EXERCISE BRIEF: Exactly reproduce each line of the listing that follows.

(Stored entries)

--------------------------------------------------

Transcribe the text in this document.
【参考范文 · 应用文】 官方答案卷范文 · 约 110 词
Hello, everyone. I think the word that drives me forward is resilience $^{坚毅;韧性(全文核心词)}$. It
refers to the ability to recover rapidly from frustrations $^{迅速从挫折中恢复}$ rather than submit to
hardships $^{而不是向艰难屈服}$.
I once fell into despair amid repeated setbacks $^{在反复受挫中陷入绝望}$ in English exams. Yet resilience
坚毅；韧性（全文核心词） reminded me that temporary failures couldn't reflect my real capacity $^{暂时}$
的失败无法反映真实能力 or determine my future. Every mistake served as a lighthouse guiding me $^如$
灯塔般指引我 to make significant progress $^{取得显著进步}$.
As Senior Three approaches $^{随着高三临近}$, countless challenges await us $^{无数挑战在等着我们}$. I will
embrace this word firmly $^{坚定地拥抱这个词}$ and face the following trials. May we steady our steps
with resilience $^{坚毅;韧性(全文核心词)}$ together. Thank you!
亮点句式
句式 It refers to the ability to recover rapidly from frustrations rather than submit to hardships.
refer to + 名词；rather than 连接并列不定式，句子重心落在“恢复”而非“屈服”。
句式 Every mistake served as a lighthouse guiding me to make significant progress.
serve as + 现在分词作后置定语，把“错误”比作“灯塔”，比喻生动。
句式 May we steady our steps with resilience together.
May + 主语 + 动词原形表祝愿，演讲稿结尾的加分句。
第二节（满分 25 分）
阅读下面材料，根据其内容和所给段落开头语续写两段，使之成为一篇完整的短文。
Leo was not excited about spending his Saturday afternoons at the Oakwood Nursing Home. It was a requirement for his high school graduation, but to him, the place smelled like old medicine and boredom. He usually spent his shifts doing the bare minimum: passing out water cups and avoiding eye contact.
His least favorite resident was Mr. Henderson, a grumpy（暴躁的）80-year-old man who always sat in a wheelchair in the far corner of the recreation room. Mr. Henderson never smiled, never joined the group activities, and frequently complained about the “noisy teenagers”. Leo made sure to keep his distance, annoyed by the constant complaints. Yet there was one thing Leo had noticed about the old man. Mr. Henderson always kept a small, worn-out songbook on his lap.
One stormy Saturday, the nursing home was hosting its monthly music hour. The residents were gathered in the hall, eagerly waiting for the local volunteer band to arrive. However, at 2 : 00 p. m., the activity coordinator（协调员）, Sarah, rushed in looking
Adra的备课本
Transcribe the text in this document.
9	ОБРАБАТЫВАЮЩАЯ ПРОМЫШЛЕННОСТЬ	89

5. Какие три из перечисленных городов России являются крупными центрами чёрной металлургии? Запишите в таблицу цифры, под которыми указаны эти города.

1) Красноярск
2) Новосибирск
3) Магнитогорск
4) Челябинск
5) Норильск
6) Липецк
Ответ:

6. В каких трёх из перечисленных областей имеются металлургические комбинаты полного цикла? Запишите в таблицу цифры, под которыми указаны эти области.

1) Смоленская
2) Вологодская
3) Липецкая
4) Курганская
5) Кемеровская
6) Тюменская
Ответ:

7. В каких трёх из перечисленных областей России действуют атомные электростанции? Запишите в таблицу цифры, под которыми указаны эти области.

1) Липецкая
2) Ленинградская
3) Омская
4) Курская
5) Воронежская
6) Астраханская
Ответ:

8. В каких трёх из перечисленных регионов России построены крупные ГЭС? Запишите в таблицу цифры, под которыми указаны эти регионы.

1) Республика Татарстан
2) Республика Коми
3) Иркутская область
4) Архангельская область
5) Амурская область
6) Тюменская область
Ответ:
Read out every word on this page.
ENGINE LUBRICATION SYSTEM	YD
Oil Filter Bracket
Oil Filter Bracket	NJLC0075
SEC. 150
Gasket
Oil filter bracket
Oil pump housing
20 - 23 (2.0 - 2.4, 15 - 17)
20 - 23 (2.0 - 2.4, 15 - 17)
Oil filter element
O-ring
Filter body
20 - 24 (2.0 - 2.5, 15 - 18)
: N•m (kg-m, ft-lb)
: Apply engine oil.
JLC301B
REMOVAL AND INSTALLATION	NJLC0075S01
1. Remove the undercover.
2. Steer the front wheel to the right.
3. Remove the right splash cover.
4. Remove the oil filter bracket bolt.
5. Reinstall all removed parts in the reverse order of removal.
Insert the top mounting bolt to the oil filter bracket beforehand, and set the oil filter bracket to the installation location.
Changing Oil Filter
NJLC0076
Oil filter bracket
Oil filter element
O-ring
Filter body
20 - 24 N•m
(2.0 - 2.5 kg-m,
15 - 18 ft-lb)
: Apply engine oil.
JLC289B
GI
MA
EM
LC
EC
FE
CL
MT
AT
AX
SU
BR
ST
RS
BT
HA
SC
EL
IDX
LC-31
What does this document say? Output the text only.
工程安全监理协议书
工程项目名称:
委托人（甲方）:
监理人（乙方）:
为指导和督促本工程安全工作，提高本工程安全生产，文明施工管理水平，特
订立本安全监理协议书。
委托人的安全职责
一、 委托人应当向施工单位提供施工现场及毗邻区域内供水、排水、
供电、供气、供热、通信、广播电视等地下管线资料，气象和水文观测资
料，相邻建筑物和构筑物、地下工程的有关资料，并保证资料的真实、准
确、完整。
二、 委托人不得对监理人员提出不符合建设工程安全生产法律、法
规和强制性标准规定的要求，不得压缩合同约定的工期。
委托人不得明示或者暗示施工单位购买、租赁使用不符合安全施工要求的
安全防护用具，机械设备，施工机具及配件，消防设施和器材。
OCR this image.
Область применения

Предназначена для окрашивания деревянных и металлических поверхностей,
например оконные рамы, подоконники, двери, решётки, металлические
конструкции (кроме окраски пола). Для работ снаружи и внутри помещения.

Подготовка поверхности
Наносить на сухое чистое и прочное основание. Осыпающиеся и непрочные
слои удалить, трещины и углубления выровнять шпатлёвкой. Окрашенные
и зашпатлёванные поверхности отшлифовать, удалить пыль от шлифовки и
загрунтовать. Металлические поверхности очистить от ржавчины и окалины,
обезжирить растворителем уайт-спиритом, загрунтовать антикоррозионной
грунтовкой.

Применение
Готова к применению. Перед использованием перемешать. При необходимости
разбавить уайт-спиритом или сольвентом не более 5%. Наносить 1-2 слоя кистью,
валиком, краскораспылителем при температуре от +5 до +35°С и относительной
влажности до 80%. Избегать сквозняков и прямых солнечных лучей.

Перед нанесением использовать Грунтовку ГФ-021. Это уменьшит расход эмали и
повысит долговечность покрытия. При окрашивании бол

--------------------------------------------------

EXERCISE SOLUTION:
Transcribe the text in this document.
【参考范文 · 应用文】 官方答案卷范文 · 约 110 词
Hello, everyone. I think the word that drives me forward is resilience $^{坚毅;韧性(全文核心词)}$. It
refers to the ability to recover rapidly from frustrations $^{迅速从挫折中恢复}$ rather than submit to
hardships $^{而不是向艰难屈服}$.
I once fell into despair amid repeated setbacks $^{在反复受挫中陷入绝望}$ in English exams. Yet resilience
坚毅；韧性（全文核心词） reminded me that temporary failures couldn't reflect my real capacity $^{暂时}$
的失败无法反映真实能力 or determine my future. Every mistake served as a lighthouse guiding me $^如$
灯塔般指引我 to make significant progress $^{取得显著进步}$.
As Senior Three approaches $^{随着高三临近}$, countless challenges await us $^{无数挑战在等着我们}$. I will
embrace this word firmly $^{坚定地拥抱这个词}$ and face the following trials. May we steady our steps
with resilience $^{坚毅;韧性(全文核心词)}$ together. Thank you!
亮点句式
句式 It refers to the ability to recover rapidly from frustrations rather than submit to hardships.
refer to + 名词；rather than 连接并列不定式，句子重心落在“恢复”而非“屈服”。
句式 Every mistake served as a lighthouse guiding me to make significant progress.
serve as + 现在分词作后置定语，把“错误”比作“灯塔”，比喻生动。
句式 May we steady our steps with resilience together.
May + 主语 + 动词原形表祝愿，演讲稿结尾的加分句。
第二节（满分 25 分）
阅读下面材料，根据其内容和所给段落开头语续写两段，使之成为一篇完整的短文。
Leo was not excited about spending his Saturday afternoons at the Oakwood Nursing Home. It was a requirement for his high school graduation, but to him, the place smelled like old medicine and boredom. He usually spent his shifts doing the bare minimum: passing out water cups and avoiding eye contact.
His least favorite resident was Mr. Henderson, a grumpy（暴躁的）80-year-old man who always sat in a wheelchair in the far corner of the recreation room. Mr. Henderson never smiled, never joined the group activities, and frequently complained about the “noisy teenagers”. Leo made sure to keep his distance, annoyed by the constant complaints. Yet there was one thing Leo had noticed about the old man. Mr. Henderson always kept a small, worn-out songbook on his lap.
One stormy Saturday, the nursing home was hosting its monthly music hour. The residents were gathered in the hall, eagerly waiting for the local volunteer band to arrive. However, at 2 : 00 p. m., the activity coordinator（协调员）, Sarah, rushed in looking
Adra的备课本
Transcribe the text in this document.
9	ОБРАБАТЫВАЮЩАЯ ПРОМЫШЛЕННОСТЬ	89

5. Какие три из перечисленных городов России являются крупными центрами чёрной металлургии? Запишите в таблицу цифры, под которыми указаны эти города.

1) Красноярск
2) Новосибирск
3) Магнитогорск
4) Челябинск
5) Норильск
6) Липецк
Ответ:

6. В каких трёх из перечисленных областей имеются металлургические комбинаты полного цикла? Запишите в таблицу цифры, под которыми указаны эти области.

1) Смоленская
2) Вологодская
3) Липецкая
4) Курганская
5) Кемеровская
6) Тюменская
Ответ:

7. В каких трёх из перечисленных областей России действуют атомные электростанции? Запишите в таблицу цифры, под которыми указаны эти области.

1) Липецкая
2) Ленинградская
3) Омская
4) Курская
5) Воронежская
6) Астраханская
Ответ:

8. В каких трёх из перечисленных регионов России построены крупные ГЭС? Запишите в таблицу цифры, под которыми указаны эти регионы.

1) Республика Татарстан
2) Республика Коми
3) Иркутская область
4) Архангельская область
5) Амурская область
6) Тюменская область
Ответ:
Read out every word on this page.
ENGINE LUBRICATION SYSTEM	YD
Oil Filter Bracket
Oil Filter Bracket	NJLC0075
SEC. 150
Gasket
Oil filter bracket
Oil pump housing
20 - 23 (2.0 - 2.4, 15 - 17)
20 - 23 (2.0 - 2.4, 15 - 17)
Oil filter element
O-ring
Filter body
20 - 24 (2.0 - 2.5, 15 - 18)
: N•m (kg-m, ft-lb)
: Apply engine oil.
JLC301B
REMOVAL AND INSTALLATION	NJLC0075S01
1. Remove the undercover.
2. Steer the front wheel to the right.
3. Remove the right splash cover.
4. Remove the oil filter bracket bolt.
5. Reinstall all removed parts in the reverse order of removal.
Insert the top mounting bolt to the oil filter bracket beforehand, and set the oil filter bracket to the installation location.
Changing Oil Filter
NJLC0076
Oil filter bracket
Oil filter element
O-ring
Filter body
20 - 24 N•m
(2.0 - 2.5 kg-m,
15 - 18 ft-lb)
: Apply engine oil.
JLC289B
GI
MA
EM
LC
EC
FE
CL
MT
AT
AX
SU
BR
ST
RS
BT
HA
SC
EL
IDX
LC-31
What does this document say? Output the text only.
工程安全监理协议书
工程项目名称:
委托人（甲方）:
监理人（乙方）:
为指导和督促本工程安全工作，提高本工程安全生产，文明施工管理水平，特
订立本安全监理协议书。
委托人的安全职责
一、 委托人应当向施工单位提供施工现场及毗邻区域内供水、排水、
供电、供气、供热、通信、广播电视等地下管线资料，气象和水文观测资
料，相邻建筑物和构筑物、地下工程的有关资料，并保证资料的真实、准
确、完整。
二、 委托人不得对监理人员提出不符合建设工程安全生产法律、法
规和强制性标准规定的要求，不得压缩合同约定的工期。
委托人不得明示或者暗示施工单位购买、租赁使用不符合安全施工要求的
安全防护用具，机械设备，施工机具及配件，消防设施和器材。
OCR this image.
Область применения

Предназначена для окрашивания деревянных и металлических поверхностей,
например оконные рамы, подоконники, двери, решётки, металлические
конструкции (кроме окраски пола). Для работ снаружи и внутри помещения.

Подготовка поверхности
Наносить на сухое чистое и прочное основание. Осыпающиеся и непрочные
слои удалить, трещины и углубления выровнять шпатлёвкой. Окрашенные
и зашпатлёванные поверхности отшлифовать, удалить пыль от шлифовки и
загрунтовать. Металлические поверхности очистить от ржавчины и окалины,
обезжирить растворителем уайт-спиритом, загрунтовать антикоррозионной
грунтовкой.

Применение
Готова к применению. Перед использованием перемешать. При необходимости
разбавить уайт-спиритом или сольвентом не более 5%. Наносить 1-2 слоя кистью,
валиком, краскораспылителем при температуре от +5 до +35°С и относительной
влажности до 80%. Избегать сквозняков и прямых солнечных лучей.

Перед нанесением использовать Грунтовку ГФ-021. Это уменьшит расход эмали и
повысит долговечность покрытия. При окрашивании бол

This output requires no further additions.